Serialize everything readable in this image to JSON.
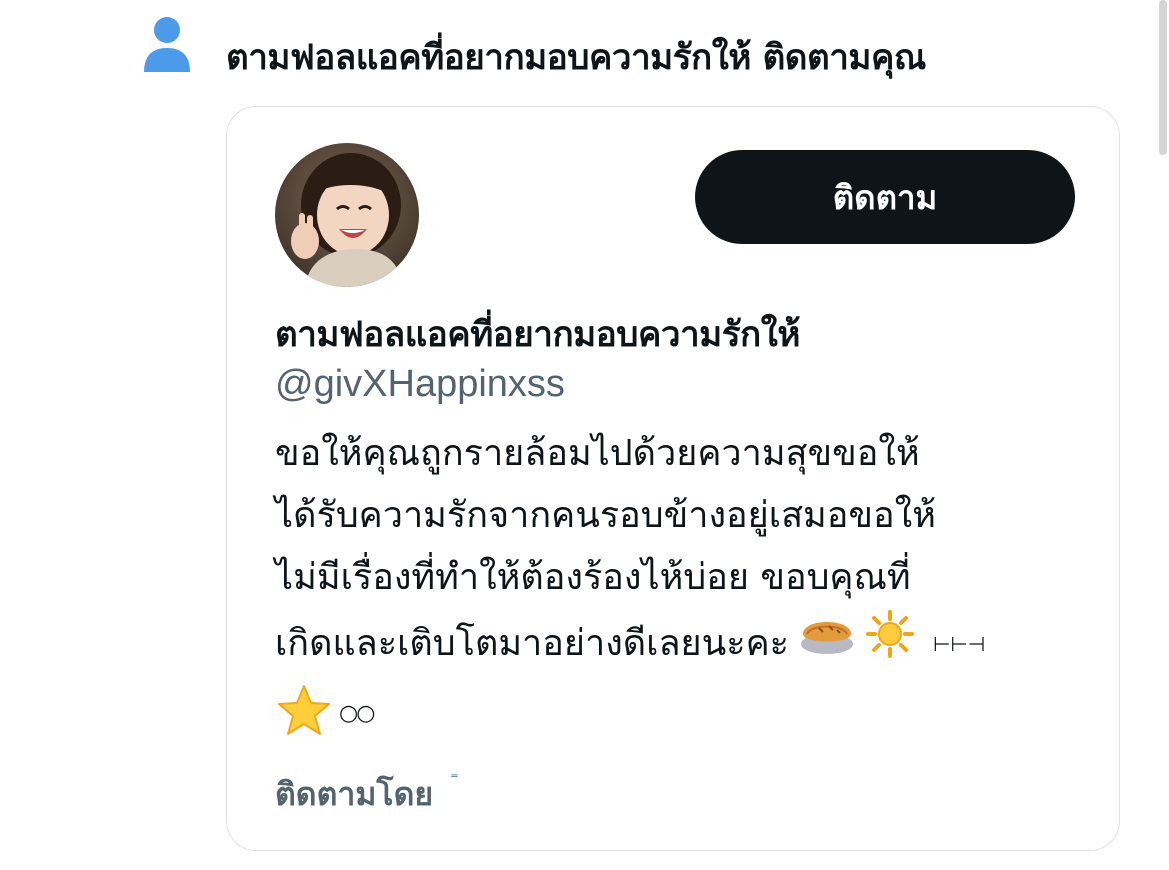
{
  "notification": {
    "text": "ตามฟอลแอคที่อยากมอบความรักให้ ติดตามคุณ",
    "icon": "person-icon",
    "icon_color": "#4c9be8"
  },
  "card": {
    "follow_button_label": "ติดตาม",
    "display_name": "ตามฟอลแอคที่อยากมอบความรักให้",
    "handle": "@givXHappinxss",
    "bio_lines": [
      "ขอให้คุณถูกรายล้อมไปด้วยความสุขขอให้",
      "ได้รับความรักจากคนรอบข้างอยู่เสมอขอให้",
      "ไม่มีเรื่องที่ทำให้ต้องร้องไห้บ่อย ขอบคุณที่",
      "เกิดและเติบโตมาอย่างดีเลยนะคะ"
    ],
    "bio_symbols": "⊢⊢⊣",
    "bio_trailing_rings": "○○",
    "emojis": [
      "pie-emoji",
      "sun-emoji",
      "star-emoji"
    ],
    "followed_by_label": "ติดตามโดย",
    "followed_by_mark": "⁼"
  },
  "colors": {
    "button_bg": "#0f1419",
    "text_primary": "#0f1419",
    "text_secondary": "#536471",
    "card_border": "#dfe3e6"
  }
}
·····
* Requirement: Transcribe the whole listing exactly. Pictures stay out of your copy.

* Solution to this task:
Serialize everything readable in this image to JSON.
{
  "notification": {
    "text": "ตามฟอลแอคที่อยากมอบความรักให้ ติดตามคุณ",
    "icon": "person-icon",
    "icon_color": "#4c9be8"
  },
  "card": {
    "follow_button_label": "ติดตาม",
    "display_name": "ตามฟอลแอคที่อยากมอบความรักให้",
    "handle": "@givXHappinxss",
    "bio_lines": [
      "ขอให้คุณถูกรายล้อมไปด้วยความสุขขอให้",
      "ได้รับความรักจากคนรอบข้างอยู่เสมอขอให้",
      "ไม่มีเรื่องที่ทำให้ต้องร้องไห้บ่อย ขอบคุณที่",
      "เกิดและเติบโตมาอย่างดีเลยนะคะ"
    ],
    "bio_symbols": "⊢⊢⊣",
    "bio_trailing_rings": "○○",
    "emojis": [
      "pie-emoji",
      "sun-emoji",
      "star-emoji"
    ],
    "followed_by_label": "ติดตามโดย",
    "followed_by_mark": "⁼"
  },
  "colors": {
    "button_bg": "#0f1419",
    "text_primary": "#0f1419",
    "text_secondary": "#536471",
    "card_border": "#dfe3e6"
  }
}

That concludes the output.